Segment Start: Record excerpts
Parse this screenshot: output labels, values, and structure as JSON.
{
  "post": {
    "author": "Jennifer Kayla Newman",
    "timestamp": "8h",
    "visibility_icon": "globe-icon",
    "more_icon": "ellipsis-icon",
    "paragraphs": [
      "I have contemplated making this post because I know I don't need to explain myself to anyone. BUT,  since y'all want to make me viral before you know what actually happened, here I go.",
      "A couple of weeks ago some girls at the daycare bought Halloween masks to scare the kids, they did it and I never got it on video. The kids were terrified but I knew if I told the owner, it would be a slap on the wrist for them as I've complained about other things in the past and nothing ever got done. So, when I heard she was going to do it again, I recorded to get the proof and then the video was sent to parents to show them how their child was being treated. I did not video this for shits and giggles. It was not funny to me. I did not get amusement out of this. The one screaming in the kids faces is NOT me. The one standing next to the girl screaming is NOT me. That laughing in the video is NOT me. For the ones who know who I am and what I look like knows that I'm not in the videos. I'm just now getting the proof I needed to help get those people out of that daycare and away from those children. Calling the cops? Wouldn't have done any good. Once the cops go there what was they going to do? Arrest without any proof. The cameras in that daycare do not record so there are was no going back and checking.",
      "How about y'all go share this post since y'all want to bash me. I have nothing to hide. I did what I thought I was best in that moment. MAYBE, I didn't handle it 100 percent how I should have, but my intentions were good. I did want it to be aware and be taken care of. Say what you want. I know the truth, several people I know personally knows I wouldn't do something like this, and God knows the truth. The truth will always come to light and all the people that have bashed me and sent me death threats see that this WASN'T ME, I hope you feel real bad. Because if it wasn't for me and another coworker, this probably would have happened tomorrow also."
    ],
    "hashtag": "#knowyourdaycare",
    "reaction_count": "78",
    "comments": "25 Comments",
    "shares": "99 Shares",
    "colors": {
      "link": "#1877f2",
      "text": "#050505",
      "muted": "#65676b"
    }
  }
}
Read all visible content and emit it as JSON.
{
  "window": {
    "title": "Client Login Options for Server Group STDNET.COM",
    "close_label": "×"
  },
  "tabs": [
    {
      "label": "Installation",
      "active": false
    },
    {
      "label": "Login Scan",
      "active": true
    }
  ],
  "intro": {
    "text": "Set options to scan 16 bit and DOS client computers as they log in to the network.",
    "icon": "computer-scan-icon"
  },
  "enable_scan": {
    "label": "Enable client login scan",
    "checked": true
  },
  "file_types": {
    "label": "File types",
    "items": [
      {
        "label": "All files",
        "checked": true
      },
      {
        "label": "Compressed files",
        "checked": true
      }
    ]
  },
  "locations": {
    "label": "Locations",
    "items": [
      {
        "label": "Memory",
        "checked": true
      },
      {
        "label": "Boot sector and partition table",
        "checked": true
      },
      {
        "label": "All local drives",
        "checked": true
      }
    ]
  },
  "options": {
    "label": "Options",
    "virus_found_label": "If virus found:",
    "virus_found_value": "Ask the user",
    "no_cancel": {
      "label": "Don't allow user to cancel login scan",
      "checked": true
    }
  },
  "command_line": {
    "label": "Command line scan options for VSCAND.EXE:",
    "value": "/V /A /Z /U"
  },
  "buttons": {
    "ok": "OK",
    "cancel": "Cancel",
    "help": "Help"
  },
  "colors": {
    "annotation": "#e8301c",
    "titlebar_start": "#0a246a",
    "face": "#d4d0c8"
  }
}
Segment End: Record excerpts
**Your task**
Go through the data above and find the lines with the word "happened". Copy each of those lines.

**Worked solution**
      "I have contemplated making this post because I know I don't need to explain myself to anyone. BUT,  since y'all want to make me viral before you know what actually happened, here I go.",
      "How about y'all go share this post since y'all want to bash me. I have nothing to hide. I did what I thought I was best in that moment. MAYBE, I didn't handle it 100 percent how I should have, but my intentions were good. I did want it to be aware and be taken care of. Say what you want. I know the truth, several people I know personally knows I wouldn't do something like this, and God knows the truth. The truth will always come to light and all the people that have bashed me and sent me death threats see that this WASN'T ME, I hope you feel real bad. Because if it wasn't for me and another coworker, this probably would have happened tomorrow also."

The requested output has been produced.